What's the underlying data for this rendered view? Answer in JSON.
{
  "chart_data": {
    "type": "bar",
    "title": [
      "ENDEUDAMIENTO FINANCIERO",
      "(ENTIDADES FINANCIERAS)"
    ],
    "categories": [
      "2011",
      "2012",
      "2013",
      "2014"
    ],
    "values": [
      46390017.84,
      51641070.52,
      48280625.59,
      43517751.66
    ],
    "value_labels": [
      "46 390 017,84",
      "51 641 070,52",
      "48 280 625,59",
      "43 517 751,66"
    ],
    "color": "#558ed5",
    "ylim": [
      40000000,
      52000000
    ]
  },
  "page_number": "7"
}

--- --- ---

What to work on: Can you restate every record above word for word?

Exercise response:
What's the underlying data for this rendered view? Answer in JSON.
{
  "chart_data": {
    "type": "bar",
    "title": [
      "ENDEUDAMIENTO FINANCIERO",
      "(ENTIDADES FINANCIERAS)"
    ],
    "categories": [
      "2011",
      "2012",
      "2013",
      "2014"
    ],
    "values": [
      46390017.84,
      51641070.52,
      48280625.59,
      43517751.66
    ],
    "value_labels": [
      "46 390 017,84",
      "51 641 070,52",
      "48 280 625,59",
      "43 517 751,66"
    ],
    "color": "#558ed5",
    "ylim": [
      40000000,
      52000000
    ]
  },
  "page_number": "7"
}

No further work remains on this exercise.